■ Goal:
Look through the material below for "메시지는". Copy every line that contains it.

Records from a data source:
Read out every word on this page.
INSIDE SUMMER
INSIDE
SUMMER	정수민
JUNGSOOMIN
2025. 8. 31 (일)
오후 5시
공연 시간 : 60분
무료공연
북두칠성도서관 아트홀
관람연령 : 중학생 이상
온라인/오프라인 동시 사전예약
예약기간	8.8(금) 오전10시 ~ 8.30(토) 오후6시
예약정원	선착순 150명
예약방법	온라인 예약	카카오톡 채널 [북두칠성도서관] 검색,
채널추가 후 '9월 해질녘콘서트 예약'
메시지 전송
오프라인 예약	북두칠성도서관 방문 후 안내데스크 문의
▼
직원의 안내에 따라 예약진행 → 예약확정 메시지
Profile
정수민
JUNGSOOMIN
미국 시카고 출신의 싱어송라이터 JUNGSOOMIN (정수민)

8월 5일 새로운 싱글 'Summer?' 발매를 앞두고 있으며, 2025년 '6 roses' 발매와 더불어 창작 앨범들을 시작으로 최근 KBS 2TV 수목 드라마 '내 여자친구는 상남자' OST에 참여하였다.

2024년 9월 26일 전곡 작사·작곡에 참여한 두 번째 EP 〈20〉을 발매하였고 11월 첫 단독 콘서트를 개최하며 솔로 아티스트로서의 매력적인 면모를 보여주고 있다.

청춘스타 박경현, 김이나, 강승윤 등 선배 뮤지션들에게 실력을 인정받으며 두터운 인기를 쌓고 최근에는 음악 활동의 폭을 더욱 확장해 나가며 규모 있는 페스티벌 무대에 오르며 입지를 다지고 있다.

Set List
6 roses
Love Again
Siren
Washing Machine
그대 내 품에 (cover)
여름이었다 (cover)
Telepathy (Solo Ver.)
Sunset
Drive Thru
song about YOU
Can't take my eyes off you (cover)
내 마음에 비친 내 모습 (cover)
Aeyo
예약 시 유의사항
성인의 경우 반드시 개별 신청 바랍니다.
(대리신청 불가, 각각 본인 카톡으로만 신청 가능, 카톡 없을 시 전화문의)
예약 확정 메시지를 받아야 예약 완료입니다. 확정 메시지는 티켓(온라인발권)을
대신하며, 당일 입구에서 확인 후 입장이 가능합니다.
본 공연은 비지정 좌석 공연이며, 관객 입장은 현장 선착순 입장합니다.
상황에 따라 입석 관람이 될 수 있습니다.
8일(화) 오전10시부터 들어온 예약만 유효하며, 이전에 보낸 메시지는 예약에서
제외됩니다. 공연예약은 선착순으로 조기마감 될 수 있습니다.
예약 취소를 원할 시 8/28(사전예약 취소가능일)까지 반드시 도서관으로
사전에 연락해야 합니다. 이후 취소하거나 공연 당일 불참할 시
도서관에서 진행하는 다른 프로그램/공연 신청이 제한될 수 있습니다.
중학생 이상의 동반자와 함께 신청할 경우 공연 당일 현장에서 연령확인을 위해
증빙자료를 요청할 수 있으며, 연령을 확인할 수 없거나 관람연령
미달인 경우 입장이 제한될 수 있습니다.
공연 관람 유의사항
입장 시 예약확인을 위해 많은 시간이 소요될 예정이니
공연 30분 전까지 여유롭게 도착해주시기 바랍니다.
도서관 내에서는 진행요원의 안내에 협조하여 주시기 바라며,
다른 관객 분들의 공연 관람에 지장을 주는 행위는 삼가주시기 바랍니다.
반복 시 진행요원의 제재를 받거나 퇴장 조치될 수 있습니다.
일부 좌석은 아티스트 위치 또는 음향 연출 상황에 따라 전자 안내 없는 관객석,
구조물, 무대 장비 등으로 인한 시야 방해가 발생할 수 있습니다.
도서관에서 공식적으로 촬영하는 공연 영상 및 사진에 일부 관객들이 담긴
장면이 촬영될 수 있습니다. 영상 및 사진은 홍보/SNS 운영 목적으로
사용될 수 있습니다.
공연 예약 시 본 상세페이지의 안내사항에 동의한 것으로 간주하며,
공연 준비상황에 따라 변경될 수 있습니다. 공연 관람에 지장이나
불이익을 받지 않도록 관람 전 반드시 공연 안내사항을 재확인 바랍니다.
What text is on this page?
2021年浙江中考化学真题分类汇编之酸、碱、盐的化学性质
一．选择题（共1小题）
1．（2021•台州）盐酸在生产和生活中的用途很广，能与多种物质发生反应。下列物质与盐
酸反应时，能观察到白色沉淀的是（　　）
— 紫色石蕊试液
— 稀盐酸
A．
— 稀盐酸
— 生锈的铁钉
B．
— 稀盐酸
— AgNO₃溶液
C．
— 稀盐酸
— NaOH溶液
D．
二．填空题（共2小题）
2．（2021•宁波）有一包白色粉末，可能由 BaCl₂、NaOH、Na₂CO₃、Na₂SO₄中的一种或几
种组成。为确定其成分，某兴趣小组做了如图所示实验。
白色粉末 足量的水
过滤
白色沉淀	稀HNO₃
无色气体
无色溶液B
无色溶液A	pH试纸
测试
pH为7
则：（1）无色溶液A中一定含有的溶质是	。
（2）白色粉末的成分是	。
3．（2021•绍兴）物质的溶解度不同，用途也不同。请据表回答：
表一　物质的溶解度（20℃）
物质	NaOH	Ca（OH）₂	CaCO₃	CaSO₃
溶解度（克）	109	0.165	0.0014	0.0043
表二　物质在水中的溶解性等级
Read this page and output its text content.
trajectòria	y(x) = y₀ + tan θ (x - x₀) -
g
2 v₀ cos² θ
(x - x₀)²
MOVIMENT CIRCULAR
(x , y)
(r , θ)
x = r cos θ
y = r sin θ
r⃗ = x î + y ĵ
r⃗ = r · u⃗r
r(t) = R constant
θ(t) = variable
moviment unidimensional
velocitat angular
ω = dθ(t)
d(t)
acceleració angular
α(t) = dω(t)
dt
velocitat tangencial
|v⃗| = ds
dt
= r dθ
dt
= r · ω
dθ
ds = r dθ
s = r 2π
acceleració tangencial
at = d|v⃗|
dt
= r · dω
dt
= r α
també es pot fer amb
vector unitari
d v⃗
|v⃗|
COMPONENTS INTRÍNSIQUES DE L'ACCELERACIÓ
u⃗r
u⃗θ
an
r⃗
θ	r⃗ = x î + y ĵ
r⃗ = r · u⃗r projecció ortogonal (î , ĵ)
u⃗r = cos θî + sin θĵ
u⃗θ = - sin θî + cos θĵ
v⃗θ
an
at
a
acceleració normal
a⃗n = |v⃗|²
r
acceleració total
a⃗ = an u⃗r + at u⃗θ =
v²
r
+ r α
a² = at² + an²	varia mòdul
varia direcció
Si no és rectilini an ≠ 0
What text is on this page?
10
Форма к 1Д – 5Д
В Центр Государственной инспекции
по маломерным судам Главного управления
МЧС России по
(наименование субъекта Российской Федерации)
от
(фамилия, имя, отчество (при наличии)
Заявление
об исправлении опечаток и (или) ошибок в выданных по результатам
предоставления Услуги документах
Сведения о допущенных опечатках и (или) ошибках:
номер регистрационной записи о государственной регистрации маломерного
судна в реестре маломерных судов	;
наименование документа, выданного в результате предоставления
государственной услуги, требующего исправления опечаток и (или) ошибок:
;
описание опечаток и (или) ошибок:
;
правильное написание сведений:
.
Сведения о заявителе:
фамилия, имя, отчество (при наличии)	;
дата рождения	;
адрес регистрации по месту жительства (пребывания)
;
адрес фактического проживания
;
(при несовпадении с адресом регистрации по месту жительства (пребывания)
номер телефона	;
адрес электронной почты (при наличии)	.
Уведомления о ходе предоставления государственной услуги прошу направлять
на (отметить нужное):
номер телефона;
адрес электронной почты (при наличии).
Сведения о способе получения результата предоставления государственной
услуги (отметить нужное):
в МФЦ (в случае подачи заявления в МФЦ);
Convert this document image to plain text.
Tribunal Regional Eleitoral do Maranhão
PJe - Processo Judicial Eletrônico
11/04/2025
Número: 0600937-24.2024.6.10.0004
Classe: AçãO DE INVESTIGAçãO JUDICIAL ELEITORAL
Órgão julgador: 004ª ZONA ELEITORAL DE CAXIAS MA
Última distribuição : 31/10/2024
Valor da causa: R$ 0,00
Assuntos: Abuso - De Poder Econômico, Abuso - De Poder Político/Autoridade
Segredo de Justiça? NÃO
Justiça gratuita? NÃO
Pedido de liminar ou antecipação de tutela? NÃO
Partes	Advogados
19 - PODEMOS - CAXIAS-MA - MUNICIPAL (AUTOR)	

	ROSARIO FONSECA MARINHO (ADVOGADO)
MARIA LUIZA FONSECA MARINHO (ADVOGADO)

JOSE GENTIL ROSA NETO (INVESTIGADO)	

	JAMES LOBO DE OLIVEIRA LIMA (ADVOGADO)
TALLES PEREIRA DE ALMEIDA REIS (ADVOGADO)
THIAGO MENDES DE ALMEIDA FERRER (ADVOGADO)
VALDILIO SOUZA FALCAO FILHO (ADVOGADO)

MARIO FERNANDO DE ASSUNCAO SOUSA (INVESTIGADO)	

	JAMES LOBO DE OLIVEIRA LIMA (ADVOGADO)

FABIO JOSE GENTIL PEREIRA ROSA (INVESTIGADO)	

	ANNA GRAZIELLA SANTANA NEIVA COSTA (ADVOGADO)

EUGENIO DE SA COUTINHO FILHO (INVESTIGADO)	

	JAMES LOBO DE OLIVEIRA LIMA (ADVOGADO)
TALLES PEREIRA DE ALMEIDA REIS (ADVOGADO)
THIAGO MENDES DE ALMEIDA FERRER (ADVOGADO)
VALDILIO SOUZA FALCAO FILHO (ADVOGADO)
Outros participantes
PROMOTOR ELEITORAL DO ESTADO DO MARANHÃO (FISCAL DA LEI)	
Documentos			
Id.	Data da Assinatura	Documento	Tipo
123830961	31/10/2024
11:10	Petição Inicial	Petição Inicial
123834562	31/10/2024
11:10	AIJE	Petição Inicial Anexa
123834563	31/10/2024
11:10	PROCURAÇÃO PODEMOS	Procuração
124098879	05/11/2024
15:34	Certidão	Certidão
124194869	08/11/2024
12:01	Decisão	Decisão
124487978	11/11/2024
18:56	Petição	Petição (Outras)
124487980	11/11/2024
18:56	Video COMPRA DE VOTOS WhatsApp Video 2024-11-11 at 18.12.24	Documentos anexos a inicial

■ Written response:
예약 확정 메시지를 받아야 예약 완료입니다. 확정 메시지는 티켓(온라인발권)을
8일(화) 오전10시부터 들어온 예약만 유효하며, 이전에 보낸 메시지는 예약에서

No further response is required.